[Source document start]

Such fickle, yet delicious, cake.
 If you're going to make these right away, preheat your oven to 425 and grease the bottom and sides of your pans or ramekins. Get a medium bowl and break up the chocolate bar and cube the cold butter. Melt at 30 second intervals, stirring between each session, until everything is fully melted. This took me about 2 minutes total. While the chocolate and butter are melting, measure out the rest of your ingredients and gather a large bowl. Dump the flour and sugar into it. Once the chocolate is done, let it cool off for a few minutes (hot batter + cold eggs = breakfast, not cake). Dump the melted chocolate and butter in with the flour and sugar mixture and whisk well. Once this stiffens up, dump in the lemon curd, lemon zest, extract, emulsion/juice, and all the eggs and egg yolks. Whisk until smooth and runny like it is above.
Literally the worst impulse purchase I've ever made. Stupid heart pan.
 Once you're ready to bake, fill your ramekins or pans 2/3 full. I was able to place a little less than a cup of batter into each cavity and then each small baking pan. Since I wasn't using ramekins, I literally stood in front of my oven and watched cakes bake to ensure they weren't going for too little or too long. I will now no longer use the phrase "like watching paint dry," but instead, "like watching cakes bake." I'm almost positive that would cure even a severe case of insomnia. If you use ramekins or small pans, place them onto a baking sheet before they go in the oven. Cooking time will vary from 12-18 minutes...the key to knowing when these are done is in the edges. Once the edges of the cakes start to turn golden, they're pretty much there. As long as the tops are not completely runny but instead slightly jiggly, your cakes are complete.
See, jiggly.
 I used way too much Pam and my edges got super dark because of it...but live and learn (or throw away the heart pan), I suppose. I ended up baking these for 16 minutes, but to be honest, I should have pulled them out at 14 minutes. I was just nervous the tops weren't set enough, and something between the 14 to 15 minute mark happened (I probably fell into a brief coma or something shiny distracted me), and by the time minute 16 hit, they were cooked a little too long.
Nothing like the sweaty terror of trying to remove four cakes from a pan at the same time.
 Let these cool in the pan for 10 minutes before you even think about looking at them, let alone removing them. When 10 minutes have passed, use an angled spatula or a butter knife and run it along the edges of the pan or ramekins. Once you can successfully wiggle these away from the edges of the pan, they are ready to come out. I placed a towel on top of my cooling rack and then a sheet of Parchment paper on top of the towel to catch any leakage (such appetizing word choice). I then placed this set up on top of the pan, and slowly inverted until the rack was on the bottom and the pan was upside down on top. Thankfully, I didn't pass out while I held my breath the entire time, and all the cakes came out without issue. This would be way easier to do with individual servings. When my smaller pans were done in the oven, each was easy to flip over and remove the cake from.
Slightly burnt, like me after five minutes outside.

[Source document end]

Goal 1
Please render each line of the annotated region rows below as a JSON list of strings, one string per line, with blank lines left out.

[Records for processing start]

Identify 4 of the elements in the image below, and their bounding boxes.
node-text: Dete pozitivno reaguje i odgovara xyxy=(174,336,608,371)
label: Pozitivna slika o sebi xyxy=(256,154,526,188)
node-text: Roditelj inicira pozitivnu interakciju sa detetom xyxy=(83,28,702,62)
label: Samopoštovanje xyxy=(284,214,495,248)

[Records for processing end]

Goal 2
From the cake-baking text, list the ingredients that get added once the chocolate, butter, flour and sugar mixture stiffens up.

Solution 1
[
  "Identify 4 of the elements in the image below, and their bounding boxes.",
  "node-text: Dete pozitivno reaguje i odgovara xyxy=(174,336,608,371)",
  "label: Pozitivna slika o sebi xyxy=(256,154,526,188)",
  "node-text: Roditelj inicira pozitivnu interakciju sa detetom xyxy=(83,28,702,62)",
  "label: Samopoštovanje xyxy=(284,214,495,248)"
]

Solution 2
lemon curd, lemon zest, extract, emulsion/juice, eggs, egg yolks